_WHAT TO WORK ON:_
Quote the records below in full, exactly as given, with the images taken out.

_INPUT MATERIAL:_
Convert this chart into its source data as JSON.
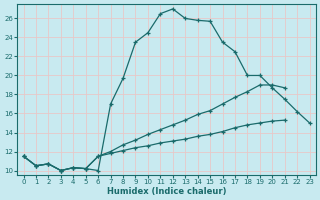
{
  "xlabel": "Humidex (Indice chaleur)",
  "xlim": [
    -0.5,
    23.5
  ],
  "ylim": [
    9.5,
    27.5
  ],
  "yticks": [
    10,
    12,
    14,
    16,
    18,
    20,
    22,
    24,
    26
  ],
  "xticks": [
    0,
    1,
    2,
    3,
    4,
    5,
    6,
    7,
    8,
    9,
    10,
    11,
    12,
    13,
    14,
    15,
    16,
    17,
    18,
    19,
    20,
    21,
    22,
    23
  ],
  "bg_color": "#c8eaf0",
  "grid_color": "#e8c8c8",
  "line_color": "#1a6b6b",
  "line1_x": [
    0,
    1,
    2,
    3,
    4,
    5,
    6,
    7,
    8,
    9,
    10,
    11,
    12,
    13,
    14,
    15,
    16,
    17,
    18,
    19,
    20,
    21,
    22,
    23
  ],
  "line1_y": [
    11.5,
    10.5,
    10.7,
    10.0,
    10.3,
    10.2,
    10.0,
    17.0,
    19.7,
    23.5,
    24.5,
    26.5,
    27.0,
    26.0,
    25.8,
    25.7,
    23.5,
    22.5,
    20.0,
    20.0,
    18.7,
    17.5,
    16.2,
    15.0
  ],
  "line2_x": [
    0,
    1,
    2,
    3,
    4,
    5,
    6,
    7,
    8,
    9,
    10,
    11,
    12,
    13,
    14,
    15,
    16,
    17,
    18,
    19,
    20,
    21,
    22,
    23
  ],
  "line2_y": [
    11.5,
    10.5,
    10.7,
    10.0,
    10.3,
    10.2,
    11.5,
    12.0,
    12.7,
    13.2,
    13.8,
    14.3,
    14.8,
    15.3,
    15.9,
    16.3,
    17.0,
    17.7,
    18.3,
    19.0,
    19.0,
    18.7,
    null,
    null
  ],
  "line3_x": [
    0,
    1,
    2,
    3,
    4,
    5,
    6,
    7,
    8,
    9,
    10,
    11,
    12,
    13,
    14,
    15,
    16,
    17,
    18,
    19,
    20,
    21,
    22,
    23
  ],
  "line3_y": [
    11.5,
    10.5,
    10.7,
    10.0,
    10.3,
    10.2,
    11.5,
    11.8,
    12.1,
    12.4,
    12.6,
    12.9,
    13.1,
    13.3,
    13.6,
    13.8,
    14.1,
    14.5,
    14.8,
    15.0,
    15.2,
    15.3,
    null,
    null
  ]
}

_TASK OUTPUT:_
Convert this chart into its source data as JSON.
{
  "xlabel": "Humidex (Indice chaleur)",
  "xlim": [
    -0.5,
    23.5
  ],
  "ylim": [
    9.5,
    27.5
  ],
  "yticks": [
    10,
    12,
    14,
    16,
    18,
    20,
    22,
    24,
    26
  ],
  "xticks": [
    0,
    1,
    2,
    3,
    4,
    5,
    6,
    7,
    8,
    9,
    10,
    11,
    12,
    13,
    14,
    15,
    16,
    17,
    18,
    19,
    20,
    21,
    22,
    23
  ],
  "bg_color": "#c8eaf0",
  "grid_color": "#e8c8c8",
  "line_color": "#1a6b6b",
  "line1_x": [
    0,
    1,
    2,
    3,
    4,
    5,
    6,
    7,
    8,
    9,
    10,
    11,
    12,
    13,
    14,
    15,
    16,
    17,
    18,
    19,
    20,
    21,
    22,
    23
  ],
  "line1_y": [
    11.5,
    10.5,
    10.7,
    10.0,
    10.3,
    10.2,
    10.0,
    17.0,
    19.7,
    23.5,
    24.5,
    26.5,
    27.0,
    26.0,
    25.8,
    25.7,
    23.5,
    22.5,
    20.0,
    20.0,
    18.7,
    17.5,
    16.2,
    15.0
  ],
  "line2_x": [
    0,
    1,
    2,
    3,
    4,
    5,
    6,
    7,
    8,
    9,
    10,
    11,
    12,
    13,
    14,
    15,
    16,
    17,
    18,
    19,
    20,
    21,
    22,
    23
  ],
  "line2_y": [
    11.5,
    10.5,
    10.7,
    10.0,
    10.3,
    10.2,
    11.5,
    12.0,
    12.7,
    13.2,
    13.8,
    14.3,
    14.8,
    15.3,
    15.9,
    16.3,
    17.0,
    17.7,
    18.3,
    19.0,
    19.0,
    18.7,
    null,
    null
  ],
  "line3_x": [
    0,
    1,
    2,
    3,
    4,
    5,
    6,
    7,
    8,
    9,
    10,
    11,
    12,
    13,
    14,
    15,
    16,
    17,
    18,
    19,
    20,
    21,
    22,
    23
  ],
  "line3_y": [
    11.5,
    10.5,
    10.7,
    10.0,
    10.3,
    10.2,
    11.5,
    11.8,
    12.1,
    12.4,
    12.6,
    12.9,
    13.1,
    13.3,
    13.6,
    13.8,
    14.1,
    14.5,
    14.8,
    15.0,
    15.2,
    15.3,
    null,
    null
  ]
}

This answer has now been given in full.